SHORT TASK |
Take the entries below and print all of them exactly, please.

RAW RECORDS |
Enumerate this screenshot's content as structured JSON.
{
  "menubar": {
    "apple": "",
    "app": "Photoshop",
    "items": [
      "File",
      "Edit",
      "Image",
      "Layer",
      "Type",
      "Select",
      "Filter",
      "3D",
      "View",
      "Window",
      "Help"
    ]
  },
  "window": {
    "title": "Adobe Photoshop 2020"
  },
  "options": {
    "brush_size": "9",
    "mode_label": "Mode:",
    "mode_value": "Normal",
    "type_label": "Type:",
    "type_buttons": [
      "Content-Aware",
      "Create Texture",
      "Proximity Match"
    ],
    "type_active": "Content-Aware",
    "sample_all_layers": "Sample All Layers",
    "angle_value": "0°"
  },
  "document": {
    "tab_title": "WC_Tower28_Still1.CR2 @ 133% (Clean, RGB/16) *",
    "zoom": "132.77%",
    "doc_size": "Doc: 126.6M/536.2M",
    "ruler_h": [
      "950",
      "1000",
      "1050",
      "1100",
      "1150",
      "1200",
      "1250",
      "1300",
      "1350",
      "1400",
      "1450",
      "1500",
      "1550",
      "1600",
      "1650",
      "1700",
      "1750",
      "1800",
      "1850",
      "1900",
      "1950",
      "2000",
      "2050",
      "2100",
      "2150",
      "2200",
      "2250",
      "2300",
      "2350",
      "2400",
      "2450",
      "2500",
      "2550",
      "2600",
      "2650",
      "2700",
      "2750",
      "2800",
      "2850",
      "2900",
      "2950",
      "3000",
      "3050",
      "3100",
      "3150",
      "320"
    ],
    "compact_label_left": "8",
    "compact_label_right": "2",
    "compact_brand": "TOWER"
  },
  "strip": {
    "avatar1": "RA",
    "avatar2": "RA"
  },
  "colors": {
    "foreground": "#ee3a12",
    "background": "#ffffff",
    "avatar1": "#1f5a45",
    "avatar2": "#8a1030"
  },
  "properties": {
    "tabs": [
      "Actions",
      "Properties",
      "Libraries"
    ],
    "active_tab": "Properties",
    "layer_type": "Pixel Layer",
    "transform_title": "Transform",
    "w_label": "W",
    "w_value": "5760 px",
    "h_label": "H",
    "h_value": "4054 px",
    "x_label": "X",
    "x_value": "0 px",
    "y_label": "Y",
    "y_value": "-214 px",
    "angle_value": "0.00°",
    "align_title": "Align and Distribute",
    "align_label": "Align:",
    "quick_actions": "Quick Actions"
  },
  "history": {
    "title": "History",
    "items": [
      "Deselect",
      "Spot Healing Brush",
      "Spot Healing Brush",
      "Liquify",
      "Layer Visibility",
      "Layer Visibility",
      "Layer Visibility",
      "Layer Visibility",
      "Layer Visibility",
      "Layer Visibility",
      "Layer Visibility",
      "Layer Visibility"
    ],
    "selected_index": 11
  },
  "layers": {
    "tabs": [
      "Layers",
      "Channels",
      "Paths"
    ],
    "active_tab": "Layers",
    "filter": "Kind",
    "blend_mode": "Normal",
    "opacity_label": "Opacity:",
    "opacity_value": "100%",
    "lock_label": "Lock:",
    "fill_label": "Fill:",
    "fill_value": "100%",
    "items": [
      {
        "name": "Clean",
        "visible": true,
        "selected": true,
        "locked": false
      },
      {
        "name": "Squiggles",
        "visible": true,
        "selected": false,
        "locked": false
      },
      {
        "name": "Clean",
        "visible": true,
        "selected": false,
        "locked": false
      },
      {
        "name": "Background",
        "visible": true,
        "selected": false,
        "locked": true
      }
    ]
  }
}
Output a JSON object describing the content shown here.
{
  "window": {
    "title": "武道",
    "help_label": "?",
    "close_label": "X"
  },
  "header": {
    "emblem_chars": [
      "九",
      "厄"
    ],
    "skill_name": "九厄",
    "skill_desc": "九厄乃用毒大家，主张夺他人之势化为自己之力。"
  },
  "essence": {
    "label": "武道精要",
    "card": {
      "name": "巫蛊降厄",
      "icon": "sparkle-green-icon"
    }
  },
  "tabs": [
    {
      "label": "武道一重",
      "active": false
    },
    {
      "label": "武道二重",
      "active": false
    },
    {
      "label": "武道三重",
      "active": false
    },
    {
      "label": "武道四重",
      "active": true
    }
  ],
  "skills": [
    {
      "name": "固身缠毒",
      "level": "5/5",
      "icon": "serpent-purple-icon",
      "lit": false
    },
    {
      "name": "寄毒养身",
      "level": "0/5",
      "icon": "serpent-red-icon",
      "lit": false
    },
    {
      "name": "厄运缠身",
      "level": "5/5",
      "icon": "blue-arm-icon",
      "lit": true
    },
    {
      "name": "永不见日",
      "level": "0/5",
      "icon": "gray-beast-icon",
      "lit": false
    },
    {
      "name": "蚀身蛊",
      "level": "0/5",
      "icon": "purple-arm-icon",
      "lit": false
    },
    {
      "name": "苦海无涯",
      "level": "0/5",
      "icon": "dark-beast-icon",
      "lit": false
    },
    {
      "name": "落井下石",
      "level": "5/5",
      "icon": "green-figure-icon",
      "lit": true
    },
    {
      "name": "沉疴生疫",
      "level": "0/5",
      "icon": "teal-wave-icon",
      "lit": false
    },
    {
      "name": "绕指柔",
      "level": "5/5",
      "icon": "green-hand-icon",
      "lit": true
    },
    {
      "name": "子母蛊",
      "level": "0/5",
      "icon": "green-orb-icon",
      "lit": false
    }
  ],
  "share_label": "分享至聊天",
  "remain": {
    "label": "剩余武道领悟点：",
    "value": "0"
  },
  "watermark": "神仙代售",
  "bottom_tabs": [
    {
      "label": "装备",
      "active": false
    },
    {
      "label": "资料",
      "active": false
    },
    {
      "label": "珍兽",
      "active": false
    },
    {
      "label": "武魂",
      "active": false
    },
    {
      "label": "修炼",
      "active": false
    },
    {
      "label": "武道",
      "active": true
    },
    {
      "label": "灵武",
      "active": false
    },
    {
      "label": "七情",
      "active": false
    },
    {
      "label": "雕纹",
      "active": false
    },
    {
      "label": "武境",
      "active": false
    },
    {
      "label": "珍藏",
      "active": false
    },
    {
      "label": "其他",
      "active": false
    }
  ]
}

RESULT OF THIS TASK |
Enumerate this screenshot's content as structured JSON.
{
  "menubar": {
    "apple": "",
    "app": "Photoshop",
    "items": [
      "File",
      "Edit",
      "Image",
      "Layer",
      "Type",
      "Select",
      "Filter",
      "3D",
      "View",
      "Window",
      "Help"
    ]
  },
  "window": {
    "title": "Adobe Photoshop 2020"
  },
  "options": {
    "brush_size": "9",
    "mode_label": "Mode:",
    "mode_value": "Normal",
    "type_label": "Type:",
    "type_buttons": [
      "Content-Aware",
      "Create Texture",
      "Proximity Match"
    ],
    "type_active": "Content-Aware",
    "sample_all_layers": "Sample All Layers",
    "angle_value": "0°"
  },
  "document": {
    "tab_title": "WC_Tower28_Still1.CR2 @ 133% (Clean, RGB/16) *",
    "zoom": "132.77%",
    "doc_size": "Doc: 126.6M/536.2M",
    "ruler_h": [
      "950",
      "1000",
      "1050",
      "1100",
      "1150",
      "1200",
      "1250",
      "1300",
      "1350",
      "1400",
      "1450",
      "1500",
      "1550",
      "1600",
      "1650",
      "1700",
      "1750",
      "1800",
      "1850",
      "1900",
      "1950",
      "2000",
      "2050",
      "2100",
      "2150",
      "2200",
      "2250",
      "2300",
      "2350",
      "2400",
      "2450",
      "2500",
      "2550",
      "2600",
      "2650",
      "2700",
      "2750",
      "2800",
      "2850",
      "2900",
      "2950",
      "3000",
      "3050",
      "3100",
      "3150",
      "320"
    ],
    "compact_label_left": "8",
    "compact_label_right": "2",
    "compact_brand": "TOWER"
  },
  "strip": {
    "avatar1": "RA",
    "avatar2": "RA"
  },
  "colors": {
    "foreground": "#ee3a12",
    "background": "#ffffff",
    "avatar1": "#1f5a45",
    "avatar2": "#8a1030"
  },
  "properties": {
    "tabs": [
      "Actions",
      "Properties",
      "Libraries"
    ],
    "active_tab": "Properties",
    "layer_type": "Pixel Layer",
    "transform_title": "Transform",
    "w_label": "W",
    "w_value": "5760 px",
    "h_label": "H",
    "h_value": "4054 px",
    "x_label": "X",
    "x_value": "0 px",
    "y_label": "Y",
    "y_value": "-214 px",
    "angle_value": "0.00°",
    "align_title": "Align and Distribute",
    "align_label": "Align:",
    "quick_actions": "Quick Actions"
  },
  "history": {
    "title": "History",
    "items": [
      "Deselect",
      "Spot Healing Brush",
      "Spot Healing Brush",
      "Liquify",
      "Layer Visibility",
      "Layer Visibility",
      "Layer Visibility",
      "Layer Visibility",
      "Layer Visibility",
      "Layer Visibility",
      "Layer Visibility",
      "Layer Visibility"
    ],
    "selected_index": 11
  },
  "layers": {
    "tabs": [
      "Layers",
      "Channels",
      "Paths"
    ],
    "active_tab": "Layers",
    "filter": "Kind",
    "blend_mode": "Normal",
    "opacity_label": "Opacity:",
    "opacity_value": "100%",
    "lock_label": "Lock:",
    "fill_label": "Fill:",
    "fill_value": "100%",
    "items": [
      {
        "name": "Clean",
        "visible": true,
        "selected": true,
        "locked": false
      },
      {
        "name": "Squiggles",
        "visible": true,
        "selected": false,
        "locked": false
      },
      {
        "name": "Clean",
        "visible": true,
        "selected": false,
        "locked": false
      },
      {
        "name": "Background",
        "visible": true,
        "selected": false,
        "locked": true
      }
    ]
  }
}
Output a JSON object describing the content shown here.
{
  "window": {
    "title": "武道",
    "help_label": "?",
    "close_label": "X"
  },
  "header": {
    "emblem_chars": [
      "九",
      "厄"
    ],
    "skill_name": "九厄",
    "skill_desc": "九厄乃用毒大家，主张夺他人之势化为自己之力。"
  },
  "essence": {
    "label": "武道精要",
    "card": {
      "name": "巫蛊降厄",
      "icon": "sparkle-green-icon"
    }
  },
  "tabs": [
    {
      "label": "武道一重",
      "active": false
    },
    {
      "label": "武道二重",
      "active": false
    },
    {
      "label": "武道三重",
      "active": false
    },
    {
      "label": "武道四重",
      "active": true
    }
  ],
  "skills": [
    {
      "name": "固身缠毒",
      "level": "5/5",
      "icon": "serpent-purple-icon",
      "lit": false
    },
    {
      "name": "寄毒养身",
      "level": "0/5",
      "icon": "serpent-red-icon",
      "lit": false
    },
    {
      "name": "厄运缠身",
      "level": "5/5",
      "icon": "blue-arm-icon",
      "lit": true
    },
    {
      "name": "永不见日",
      "level": "0/5",
      "icon": "gray-beast-icon",
      "lit": false
    },
    {
      "name": "蚀身蛊",
      "level": "0/5",
      "icon": "purple-arm-icon",
      "lit": false
    },
    {
      "name": "苦海无涯",
      "level": "0/5",
      "icon": "dark-beast-icon",
      "lit": false
    },
    {
      "name": "落井下石",
      "level": "5/5",
      "icon": "green-figure-icon",
      "lit": true
    },
    {
      "name": "沉疴生疫",
      "level": "0/5",
      "icon": "teal-wave-icon",
      "lit": false
    },
    {
      "name": "绕指柔",
      "level": "5/5",
      "icon": "green-hand-icon",
      "lit": true
    },
    {
      "name": "子母蛊",
      "level": "0/5",
      "icon": "green-orb-icon",
      "lit": false
    }
  ],
  "share_label": "分享至聊天",
  "remain": {
    "label": "剩余武道领悟点：",
    "value": "0"
  },
  "watermark": "神仙代售",
  "bottom_tabs": [
    {
      "label": "装备",
      "active": false
    },
    {
      "label": "资料",
      "active": false
    },
    {
      "label": "珍兽",
      "active": false
    },
    {
      "label": "武魂",
      "active": false
    },
    {
      "label": "修炼",
      "active": false
    },
    {
      "label": "武道",
      "active": true
    },
    {
      "label": "灵武",
      "active": false
    },
    {
      "label": "七情",
      "active": false
    },
    {
      "label": "雕纹",
      "active": false
    },
    {
      "label": "武境",
      "active": false
    },
    {
      "label": "珍藏",
      "active": false
    },
    {
      "label": "其他",
      "active": false
    }
  ]
}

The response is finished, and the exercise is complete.